## REQUIRED WORK:
Write out the material below word for word, from its first line through the line containing "Give bounding boxes", and leave the pictures out.

Element box annotations
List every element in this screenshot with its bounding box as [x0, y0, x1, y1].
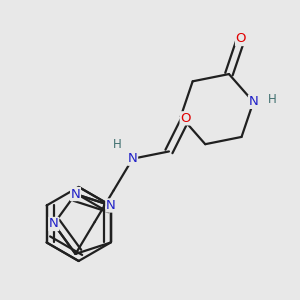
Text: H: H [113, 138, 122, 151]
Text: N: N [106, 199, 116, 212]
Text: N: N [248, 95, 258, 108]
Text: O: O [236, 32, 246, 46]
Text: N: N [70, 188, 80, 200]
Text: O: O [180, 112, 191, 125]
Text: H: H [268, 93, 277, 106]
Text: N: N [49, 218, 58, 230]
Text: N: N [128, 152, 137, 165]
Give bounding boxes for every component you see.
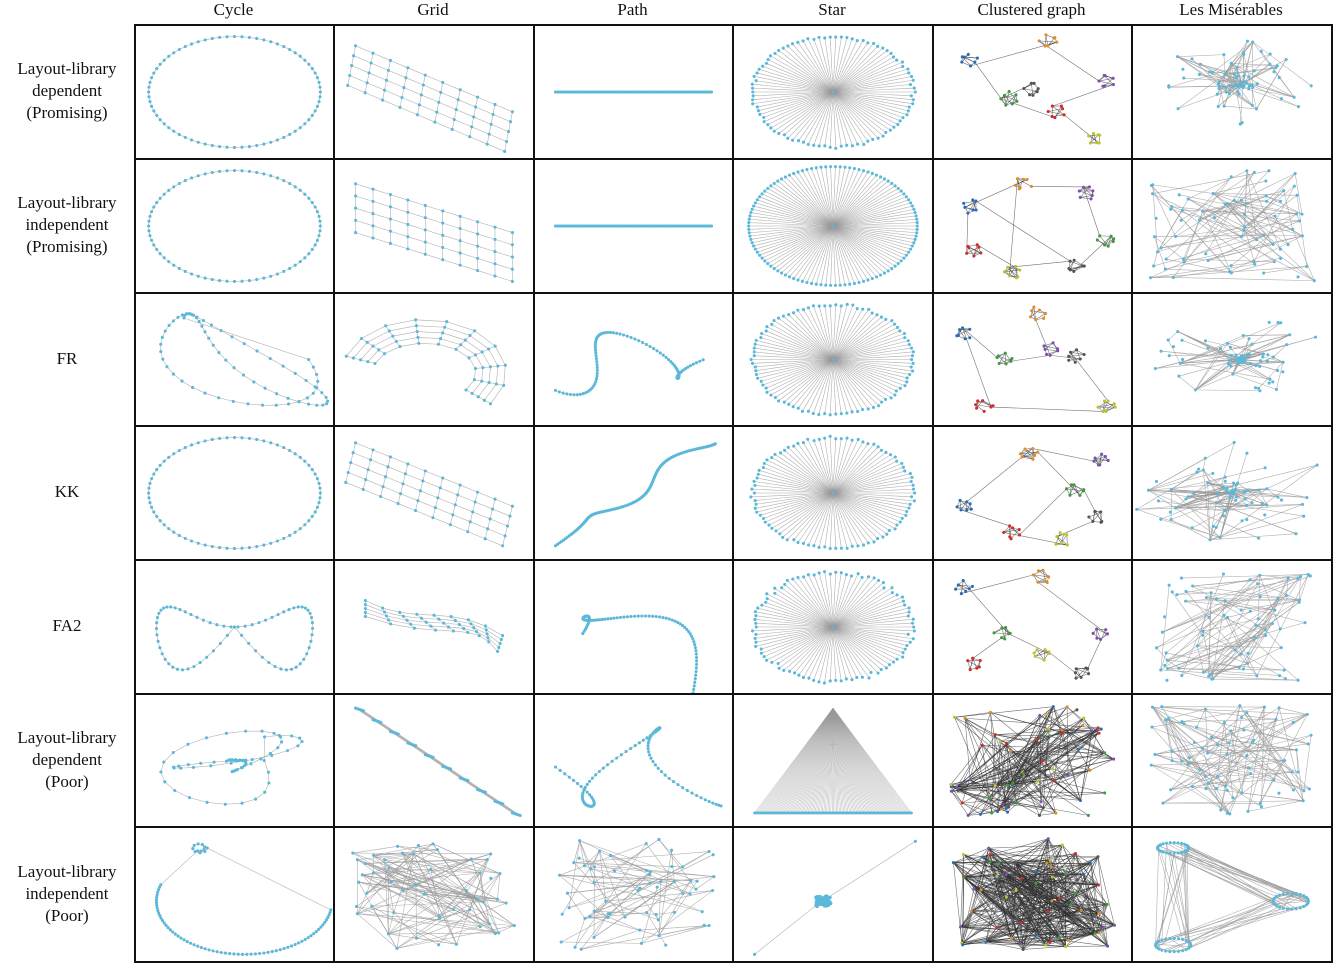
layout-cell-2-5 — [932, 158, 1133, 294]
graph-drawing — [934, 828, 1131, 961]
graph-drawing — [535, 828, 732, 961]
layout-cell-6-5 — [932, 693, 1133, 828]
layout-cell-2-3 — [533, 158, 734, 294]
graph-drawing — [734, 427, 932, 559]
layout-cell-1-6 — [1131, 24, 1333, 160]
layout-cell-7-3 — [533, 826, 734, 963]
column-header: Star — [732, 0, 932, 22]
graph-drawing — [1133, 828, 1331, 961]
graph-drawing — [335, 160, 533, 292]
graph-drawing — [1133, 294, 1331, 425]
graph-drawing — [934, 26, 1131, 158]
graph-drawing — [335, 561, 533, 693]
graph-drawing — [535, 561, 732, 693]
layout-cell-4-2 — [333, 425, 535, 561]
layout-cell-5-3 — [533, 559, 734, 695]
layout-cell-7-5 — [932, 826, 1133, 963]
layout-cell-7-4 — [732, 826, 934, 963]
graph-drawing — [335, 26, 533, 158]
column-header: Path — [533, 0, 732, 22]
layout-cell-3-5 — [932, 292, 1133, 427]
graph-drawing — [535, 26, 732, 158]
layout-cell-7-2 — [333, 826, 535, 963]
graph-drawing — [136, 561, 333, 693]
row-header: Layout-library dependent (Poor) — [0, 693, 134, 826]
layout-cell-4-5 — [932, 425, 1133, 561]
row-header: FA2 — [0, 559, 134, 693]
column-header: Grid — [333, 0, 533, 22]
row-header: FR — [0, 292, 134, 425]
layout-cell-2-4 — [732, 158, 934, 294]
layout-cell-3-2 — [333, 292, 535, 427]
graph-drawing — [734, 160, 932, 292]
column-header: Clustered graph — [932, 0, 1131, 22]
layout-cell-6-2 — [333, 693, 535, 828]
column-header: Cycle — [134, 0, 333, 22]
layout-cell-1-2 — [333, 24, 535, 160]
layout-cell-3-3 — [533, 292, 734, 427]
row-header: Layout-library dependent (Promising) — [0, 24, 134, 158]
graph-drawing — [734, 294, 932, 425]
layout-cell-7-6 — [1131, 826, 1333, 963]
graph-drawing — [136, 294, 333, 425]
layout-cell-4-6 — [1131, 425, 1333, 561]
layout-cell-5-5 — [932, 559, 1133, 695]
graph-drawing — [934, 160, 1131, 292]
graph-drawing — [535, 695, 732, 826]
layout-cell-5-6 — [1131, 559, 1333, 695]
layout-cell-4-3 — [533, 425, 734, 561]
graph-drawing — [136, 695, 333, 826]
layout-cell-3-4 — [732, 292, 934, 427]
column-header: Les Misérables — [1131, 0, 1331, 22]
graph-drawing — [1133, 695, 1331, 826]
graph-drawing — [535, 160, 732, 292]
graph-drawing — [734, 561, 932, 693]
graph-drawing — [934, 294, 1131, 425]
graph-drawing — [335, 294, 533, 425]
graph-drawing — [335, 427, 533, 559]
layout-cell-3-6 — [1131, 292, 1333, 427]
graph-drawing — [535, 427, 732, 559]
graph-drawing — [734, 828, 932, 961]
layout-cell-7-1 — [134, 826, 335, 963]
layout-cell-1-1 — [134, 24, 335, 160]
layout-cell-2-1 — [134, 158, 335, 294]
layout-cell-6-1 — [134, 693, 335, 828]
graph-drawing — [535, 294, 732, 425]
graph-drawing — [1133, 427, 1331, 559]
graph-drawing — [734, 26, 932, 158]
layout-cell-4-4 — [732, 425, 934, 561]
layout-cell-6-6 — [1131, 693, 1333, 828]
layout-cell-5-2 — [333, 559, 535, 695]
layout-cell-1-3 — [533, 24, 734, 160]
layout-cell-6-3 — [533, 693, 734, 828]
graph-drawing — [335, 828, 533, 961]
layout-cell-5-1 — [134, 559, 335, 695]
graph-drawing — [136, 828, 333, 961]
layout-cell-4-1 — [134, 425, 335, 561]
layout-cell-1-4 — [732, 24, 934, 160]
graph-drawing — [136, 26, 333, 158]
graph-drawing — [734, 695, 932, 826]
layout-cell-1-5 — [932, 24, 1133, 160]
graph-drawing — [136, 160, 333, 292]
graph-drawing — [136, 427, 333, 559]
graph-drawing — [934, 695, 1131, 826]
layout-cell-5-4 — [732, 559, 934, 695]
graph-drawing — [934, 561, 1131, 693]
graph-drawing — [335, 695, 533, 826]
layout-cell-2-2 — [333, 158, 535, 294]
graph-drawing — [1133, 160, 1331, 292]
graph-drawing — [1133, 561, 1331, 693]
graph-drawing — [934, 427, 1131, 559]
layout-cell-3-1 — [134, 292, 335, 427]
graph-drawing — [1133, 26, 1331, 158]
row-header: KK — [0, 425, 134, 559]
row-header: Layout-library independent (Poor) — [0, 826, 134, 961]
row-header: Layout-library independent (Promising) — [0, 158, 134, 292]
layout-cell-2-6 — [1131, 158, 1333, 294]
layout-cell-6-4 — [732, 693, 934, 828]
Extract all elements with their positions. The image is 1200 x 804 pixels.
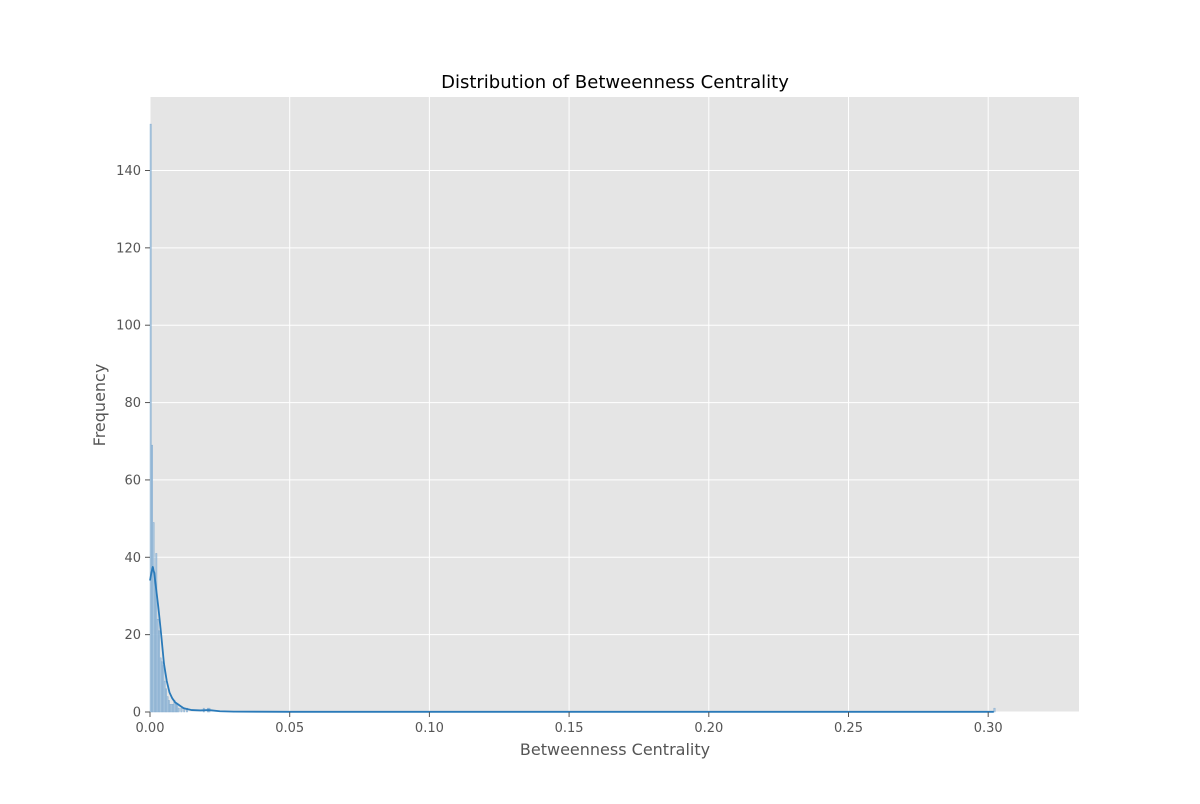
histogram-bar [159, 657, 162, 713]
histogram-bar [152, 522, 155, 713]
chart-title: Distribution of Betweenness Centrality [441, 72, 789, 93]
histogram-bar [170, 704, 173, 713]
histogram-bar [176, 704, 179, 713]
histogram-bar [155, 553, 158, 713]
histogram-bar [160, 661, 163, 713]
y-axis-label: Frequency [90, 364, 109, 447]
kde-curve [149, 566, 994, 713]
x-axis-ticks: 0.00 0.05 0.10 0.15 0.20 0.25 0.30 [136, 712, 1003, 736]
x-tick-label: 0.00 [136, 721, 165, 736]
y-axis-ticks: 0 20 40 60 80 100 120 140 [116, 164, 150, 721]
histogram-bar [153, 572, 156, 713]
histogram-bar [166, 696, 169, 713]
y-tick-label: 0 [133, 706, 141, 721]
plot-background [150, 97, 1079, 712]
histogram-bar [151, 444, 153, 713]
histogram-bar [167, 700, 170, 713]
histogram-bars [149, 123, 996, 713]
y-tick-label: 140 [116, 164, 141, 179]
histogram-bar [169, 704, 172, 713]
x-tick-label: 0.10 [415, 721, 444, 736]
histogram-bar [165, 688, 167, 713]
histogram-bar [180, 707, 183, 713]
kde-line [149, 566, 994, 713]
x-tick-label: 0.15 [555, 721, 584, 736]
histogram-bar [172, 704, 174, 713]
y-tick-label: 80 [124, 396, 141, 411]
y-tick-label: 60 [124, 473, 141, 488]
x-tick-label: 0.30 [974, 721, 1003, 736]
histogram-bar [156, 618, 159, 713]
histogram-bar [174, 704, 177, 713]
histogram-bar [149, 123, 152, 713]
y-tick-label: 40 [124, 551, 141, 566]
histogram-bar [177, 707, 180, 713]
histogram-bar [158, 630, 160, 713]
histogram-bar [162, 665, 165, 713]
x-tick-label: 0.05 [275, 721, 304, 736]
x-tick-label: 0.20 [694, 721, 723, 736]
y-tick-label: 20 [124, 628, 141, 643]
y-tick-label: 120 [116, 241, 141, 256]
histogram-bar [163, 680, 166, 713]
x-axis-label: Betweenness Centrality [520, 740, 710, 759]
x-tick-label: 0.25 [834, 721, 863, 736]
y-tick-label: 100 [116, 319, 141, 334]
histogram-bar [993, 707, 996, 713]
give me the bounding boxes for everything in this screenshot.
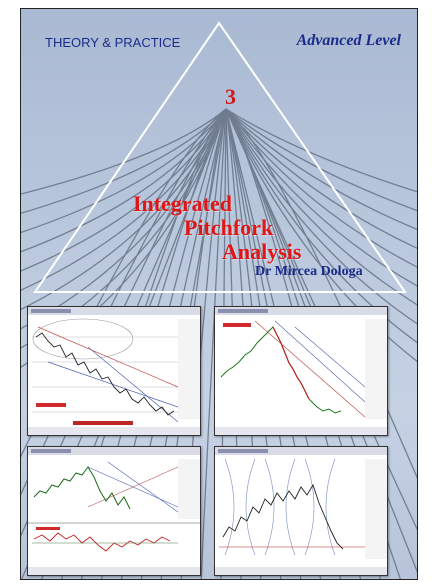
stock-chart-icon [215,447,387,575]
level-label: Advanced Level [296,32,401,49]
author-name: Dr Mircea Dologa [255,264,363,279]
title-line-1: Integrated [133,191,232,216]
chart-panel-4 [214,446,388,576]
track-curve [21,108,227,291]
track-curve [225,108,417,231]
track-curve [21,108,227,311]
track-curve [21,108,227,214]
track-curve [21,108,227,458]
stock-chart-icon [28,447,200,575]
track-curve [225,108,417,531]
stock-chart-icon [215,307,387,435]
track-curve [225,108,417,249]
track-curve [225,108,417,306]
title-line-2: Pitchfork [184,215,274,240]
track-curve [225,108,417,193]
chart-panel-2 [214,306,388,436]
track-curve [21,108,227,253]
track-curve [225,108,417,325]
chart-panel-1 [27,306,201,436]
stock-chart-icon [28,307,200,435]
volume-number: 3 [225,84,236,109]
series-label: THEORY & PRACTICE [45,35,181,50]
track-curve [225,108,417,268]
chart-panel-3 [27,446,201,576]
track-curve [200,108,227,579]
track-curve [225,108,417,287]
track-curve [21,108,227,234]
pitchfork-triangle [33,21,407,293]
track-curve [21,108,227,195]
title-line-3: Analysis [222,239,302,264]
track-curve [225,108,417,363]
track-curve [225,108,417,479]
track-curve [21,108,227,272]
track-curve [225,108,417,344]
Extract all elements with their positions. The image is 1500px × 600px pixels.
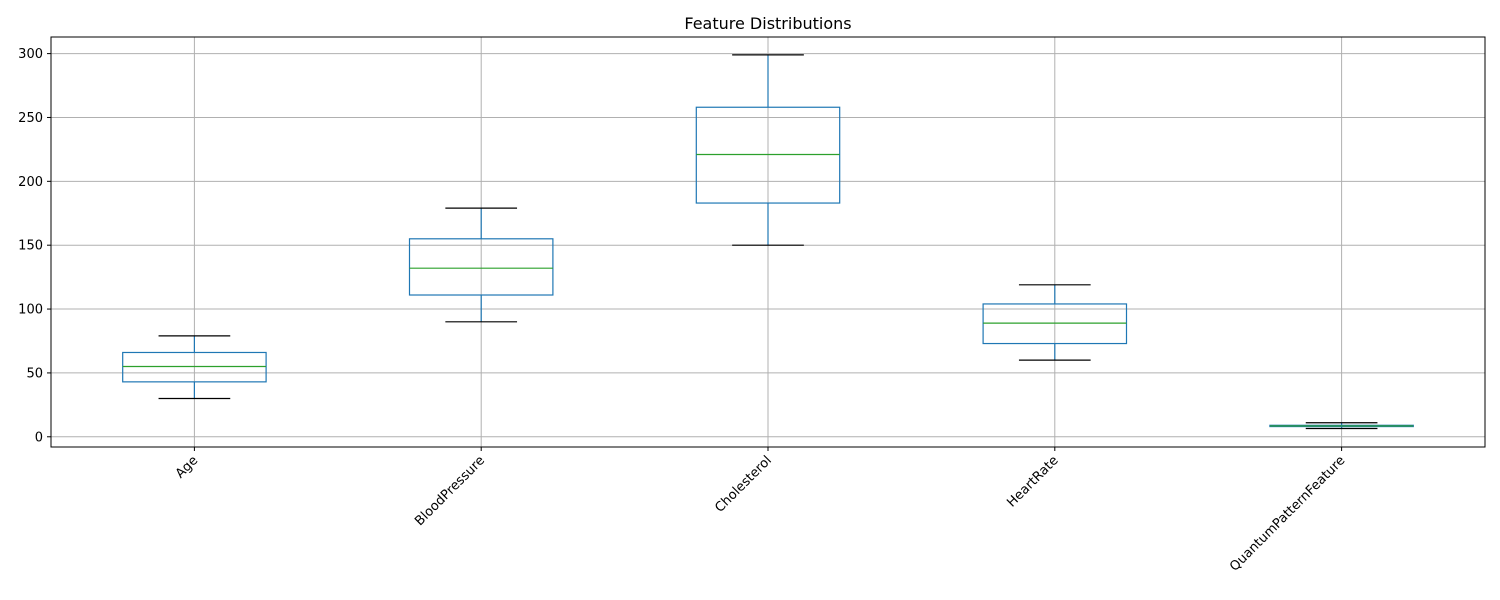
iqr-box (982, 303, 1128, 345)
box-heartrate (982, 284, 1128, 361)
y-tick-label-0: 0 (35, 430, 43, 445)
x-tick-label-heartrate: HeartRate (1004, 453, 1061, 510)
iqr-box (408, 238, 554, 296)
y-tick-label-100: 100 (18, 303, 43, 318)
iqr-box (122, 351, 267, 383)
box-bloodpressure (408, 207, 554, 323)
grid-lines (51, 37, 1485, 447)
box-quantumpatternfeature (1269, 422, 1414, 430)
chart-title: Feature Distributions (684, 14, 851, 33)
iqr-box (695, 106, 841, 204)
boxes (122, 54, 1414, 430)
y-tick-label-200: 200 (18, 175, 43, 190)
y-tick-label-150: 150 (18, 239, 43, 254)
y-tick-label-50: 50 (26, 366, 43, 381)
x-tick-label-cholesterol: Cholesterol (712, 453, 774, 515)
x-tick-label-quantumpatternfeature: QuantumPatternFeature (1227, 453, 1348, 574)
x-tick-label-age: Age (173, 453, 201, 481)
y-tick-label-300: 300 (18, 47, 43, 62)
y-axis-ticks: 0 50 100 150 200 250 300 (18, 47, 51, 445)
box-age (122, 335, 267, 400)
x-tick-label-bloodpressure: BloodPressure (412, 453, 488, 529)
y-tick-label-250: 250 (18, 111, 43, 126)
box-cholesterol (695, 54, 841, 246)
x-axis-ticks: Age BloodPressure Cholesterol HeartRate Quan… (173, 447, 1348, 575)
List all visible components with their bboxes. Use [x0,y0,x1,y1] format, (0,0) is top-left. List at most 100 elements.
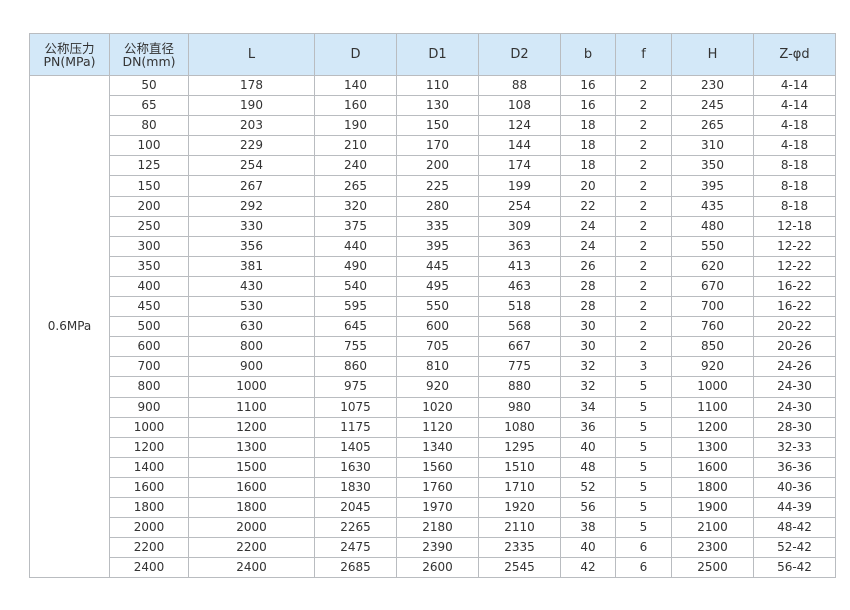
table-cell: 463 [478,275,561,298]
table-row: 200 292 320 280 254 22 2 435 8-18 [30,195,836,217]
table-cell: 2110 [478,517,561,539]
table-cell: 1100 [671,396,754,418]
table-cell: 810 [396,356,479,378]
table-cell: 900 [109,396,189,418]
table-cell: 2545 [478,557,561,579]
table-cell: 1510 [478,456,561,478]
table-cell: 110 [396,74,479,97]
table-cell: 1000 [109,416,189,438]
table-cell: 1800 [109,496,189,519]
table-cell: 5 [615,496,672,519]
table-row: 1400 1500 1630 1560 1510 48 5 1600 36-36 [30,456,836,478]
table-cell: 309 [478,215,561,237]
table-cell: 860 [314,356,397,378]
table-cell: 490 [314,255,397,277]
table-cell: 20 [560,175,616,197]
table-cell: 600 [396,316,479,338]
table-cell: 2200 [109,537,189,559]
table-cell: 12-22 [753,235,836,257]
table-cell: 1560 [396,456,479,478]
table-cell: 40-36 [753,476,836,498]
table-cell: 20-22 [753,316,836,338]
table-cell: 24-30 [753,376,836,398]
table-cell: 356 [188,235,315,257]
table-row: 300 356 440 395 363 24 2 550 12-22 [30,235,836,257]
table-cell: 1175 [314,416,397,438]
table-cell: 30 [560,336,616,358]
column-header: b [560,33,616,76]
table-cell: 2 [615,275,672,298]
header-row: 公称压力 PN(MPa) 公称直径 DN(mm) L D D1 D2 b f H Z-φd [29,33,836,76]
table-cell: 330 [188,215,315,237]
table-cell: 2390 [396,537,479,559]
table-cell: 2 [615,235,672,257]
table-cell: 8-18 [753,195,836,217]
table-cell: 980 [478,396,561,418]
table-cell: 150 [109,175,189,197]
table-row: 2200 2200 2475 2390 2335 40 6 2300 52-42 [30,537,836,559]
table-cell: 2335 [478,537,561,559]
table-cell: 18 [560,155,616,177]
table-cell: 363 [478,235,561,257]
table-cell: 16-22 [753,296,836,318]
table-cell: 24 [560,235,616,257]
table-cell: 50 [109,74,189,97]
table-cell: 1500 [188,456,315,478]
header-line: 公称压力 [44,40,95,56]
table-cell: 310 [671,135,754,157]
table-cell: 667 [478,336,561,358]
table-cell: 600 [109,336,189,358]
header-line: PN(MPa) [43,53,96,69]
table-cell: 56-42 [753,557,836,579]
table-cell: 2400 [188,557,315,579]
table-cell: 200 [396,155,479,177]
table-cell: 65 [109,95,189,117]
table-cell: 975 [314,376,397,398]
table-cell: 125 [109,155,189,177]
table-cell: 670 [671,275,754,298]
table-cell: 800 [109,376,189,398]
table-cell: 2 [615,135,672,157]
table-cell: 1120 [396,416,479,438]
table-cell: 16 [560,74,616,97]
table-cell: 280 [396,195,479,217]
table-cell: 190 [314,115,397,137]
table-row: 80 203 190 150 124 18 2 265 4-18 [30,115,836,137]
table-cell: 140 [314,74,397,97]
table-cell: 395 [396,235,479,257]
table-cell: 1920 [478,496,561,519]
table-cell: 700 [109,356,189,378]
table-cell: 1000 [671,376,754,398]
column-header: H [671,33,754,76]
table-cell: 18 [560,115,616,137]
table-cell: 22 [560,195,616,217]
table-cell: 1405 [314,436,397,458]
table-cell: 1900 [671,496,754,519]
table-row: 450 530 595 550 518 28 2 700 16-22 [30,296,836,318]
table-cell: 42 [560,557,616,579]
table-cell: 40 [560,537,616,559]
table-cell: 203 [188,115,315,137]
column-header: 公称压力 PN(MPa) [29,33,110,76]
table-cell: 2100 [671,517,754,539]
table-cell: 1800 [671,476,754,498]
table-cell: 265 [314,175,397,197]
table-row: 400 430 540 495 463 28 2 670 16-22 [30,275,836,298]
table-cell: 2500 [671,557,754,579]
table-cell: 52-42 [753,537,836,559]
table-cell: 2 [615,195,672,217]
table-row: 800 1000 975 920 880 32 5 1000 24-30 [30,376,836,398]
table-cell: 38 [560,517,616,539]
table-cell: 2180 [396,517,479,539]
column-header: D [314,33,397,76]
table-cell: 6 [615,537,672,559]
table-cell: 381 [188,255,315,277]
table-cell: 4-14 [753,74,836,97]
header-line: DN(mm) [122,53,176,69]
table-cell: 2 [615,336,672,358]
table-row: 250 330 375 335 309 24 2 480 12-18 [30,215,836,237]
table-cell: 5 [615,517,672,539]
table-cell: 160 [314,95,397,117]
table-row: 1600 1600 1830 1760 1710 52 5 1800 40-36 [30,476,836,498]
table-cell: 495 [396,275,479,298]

## THE COMPLETED TASK:
List every element in this screenshot with its bounding box as [x0, y0, x1, y1].
Text: H: H [113, 138, 122, 151]
Text: N: N [106, 199, 116, 212]
Text: N: N [248, 95, 258, 108]
Text: O: O [236, 32, 246, 46]
Text: N: N [70, 188, 80, 200]
Text: O: O [180, 112, 191, 125]
Text: H: H [268, 93, 277, 106]
Text: N: N [49, 218, 58, 230]
Text: N: N [128, 152, 137, 165]
Give bounding boxes for every component you see.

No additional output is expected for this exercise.